**Excerpted data**

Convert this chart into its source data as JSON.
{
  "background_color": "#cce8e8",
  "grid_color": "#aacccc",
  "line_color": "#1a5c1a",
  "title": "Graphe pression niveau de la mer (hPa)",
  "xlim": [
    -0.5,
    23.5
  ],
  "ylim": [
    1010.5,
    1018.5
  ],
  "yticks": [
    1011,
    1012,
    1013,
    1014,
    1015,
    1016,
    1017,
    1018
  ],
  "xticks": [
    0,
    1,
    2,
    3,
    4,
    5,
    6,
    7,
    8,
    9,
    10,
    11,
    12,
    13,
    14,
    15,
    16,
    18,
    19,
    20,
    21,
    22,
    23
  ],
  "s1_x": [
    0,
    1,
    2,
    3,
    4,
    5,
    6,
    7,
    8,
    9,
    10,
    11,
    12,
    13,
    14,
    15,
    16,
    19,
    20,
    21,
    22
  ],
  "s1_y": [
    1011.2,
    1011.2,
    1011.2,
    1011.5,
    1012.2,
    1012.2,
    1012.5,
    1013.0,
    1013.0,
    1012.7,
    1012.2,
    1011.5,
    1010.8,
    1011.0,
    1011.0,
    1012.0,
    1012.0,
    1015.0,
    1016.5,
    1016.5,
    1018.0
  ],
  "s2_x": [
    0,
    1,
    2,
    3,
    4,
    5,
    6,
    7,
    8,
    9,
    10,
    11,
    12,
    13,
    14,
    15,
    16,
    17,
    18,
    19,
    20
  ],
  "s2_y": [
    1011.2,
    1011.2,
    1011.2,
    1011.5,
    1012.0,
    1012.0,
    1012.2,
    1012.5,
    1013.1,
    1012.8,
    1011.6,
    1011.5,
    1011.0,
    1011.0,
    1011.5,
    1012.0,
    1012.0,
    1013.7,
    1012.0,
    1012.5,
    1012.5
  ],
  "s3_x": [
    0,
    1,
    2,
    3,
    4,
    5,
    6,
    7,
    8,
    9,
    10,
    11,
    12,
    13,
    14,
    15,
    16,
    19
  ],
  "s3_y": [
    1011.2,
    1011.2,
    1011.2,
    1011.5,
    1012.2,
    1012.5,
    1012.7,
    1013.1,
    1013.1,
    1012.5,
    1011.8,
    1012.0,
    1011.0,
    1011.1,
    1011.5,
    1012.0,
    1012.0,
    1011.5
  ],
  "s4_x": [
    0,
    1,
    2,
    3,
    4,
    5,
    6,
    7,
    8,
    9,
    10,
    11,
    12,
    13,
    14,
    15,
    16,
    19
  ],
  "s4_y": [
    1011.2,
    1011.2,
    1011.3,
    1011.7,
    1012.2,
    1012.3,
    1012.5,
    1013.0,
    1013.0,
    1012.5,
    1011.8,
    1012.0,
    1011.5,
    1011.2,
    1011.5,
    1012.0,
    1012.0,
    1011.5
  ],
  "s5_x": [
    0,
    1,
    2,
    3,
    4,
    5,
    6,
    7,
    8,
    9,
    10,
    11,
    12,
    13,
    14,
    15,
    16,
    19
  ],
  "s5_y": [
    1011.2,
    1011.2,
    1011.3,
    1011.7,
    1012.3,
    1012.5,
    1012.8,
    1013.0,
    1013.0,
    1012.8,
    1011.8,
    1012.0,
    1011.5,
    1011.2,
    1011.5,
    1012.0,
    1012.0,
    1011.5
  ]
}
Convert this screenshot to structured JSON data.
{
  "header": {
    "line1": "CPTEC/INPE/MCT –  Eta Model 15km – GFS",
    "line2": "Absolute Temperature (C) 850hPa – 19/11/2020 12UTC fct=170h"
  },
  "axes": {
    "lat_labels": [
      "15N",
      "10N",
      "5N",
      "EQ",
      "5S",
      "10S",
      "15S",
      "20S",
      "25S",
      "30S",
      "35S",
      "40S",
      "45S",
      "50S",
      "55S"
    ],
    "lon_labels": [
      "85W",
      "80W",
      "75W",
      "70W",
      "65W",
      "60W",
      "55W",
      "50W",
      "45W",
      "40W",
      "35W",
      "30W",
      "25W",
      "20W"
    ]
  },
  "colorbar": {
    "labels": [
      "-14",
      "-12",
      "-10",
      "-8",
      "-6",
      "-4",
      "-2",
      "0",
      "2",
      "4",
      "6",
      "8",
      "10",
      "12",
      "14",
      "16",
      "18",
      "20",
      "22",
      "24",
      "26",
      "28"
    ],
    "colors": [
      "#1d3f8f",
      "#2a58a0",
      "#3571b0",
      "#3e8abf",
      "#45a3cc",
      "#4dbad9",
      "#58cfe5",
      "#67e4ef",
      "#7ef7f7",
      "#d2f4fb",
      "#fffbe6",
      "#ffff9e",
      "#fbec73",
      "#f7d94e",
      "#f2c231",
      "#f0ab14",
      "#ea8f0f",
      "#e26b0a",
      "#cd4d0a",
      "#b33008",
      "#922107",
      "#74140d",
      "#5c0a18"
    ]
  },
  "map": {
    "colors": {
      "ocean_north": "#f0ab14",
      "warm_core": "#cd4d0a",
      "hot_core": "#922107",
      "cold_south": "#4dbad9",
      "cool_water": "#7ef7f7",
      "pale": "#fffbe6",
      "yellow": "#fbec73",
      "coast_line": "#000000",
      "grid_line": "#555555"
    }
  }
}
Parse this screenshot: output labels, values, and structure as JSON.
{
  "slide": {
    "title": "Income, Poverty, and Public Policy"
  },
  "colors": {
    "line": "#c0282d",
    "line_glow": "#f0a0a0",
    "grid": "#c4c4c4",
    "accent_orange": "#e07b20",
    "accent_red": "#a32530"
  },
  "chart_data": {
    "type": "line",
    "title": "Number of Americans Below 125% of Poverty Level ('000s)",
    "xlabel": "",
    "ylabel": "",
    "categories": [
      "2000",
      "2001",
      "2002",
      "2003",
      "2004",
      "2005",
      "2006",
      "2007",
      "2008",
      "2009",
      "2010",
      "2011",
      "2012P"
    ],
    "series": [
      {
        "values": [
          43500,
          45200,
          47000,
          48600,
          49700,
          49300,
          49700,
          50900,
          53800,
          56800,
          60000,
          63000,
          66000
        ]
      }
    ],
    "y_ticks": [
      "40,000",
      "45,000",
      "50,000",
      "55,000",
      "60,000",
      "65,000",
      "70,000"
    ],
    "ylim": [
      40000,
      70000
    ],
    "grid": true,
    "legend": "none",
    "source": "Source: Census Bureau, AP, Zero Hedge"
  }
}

**Exercise**
Extract every line containing the string "this" from the material.

**Solution**
Convert this chart into its source data as JSON.
Convert this screenshot to structured JSON data.
Parse this screenshot: output labels, values, and structure as JSON.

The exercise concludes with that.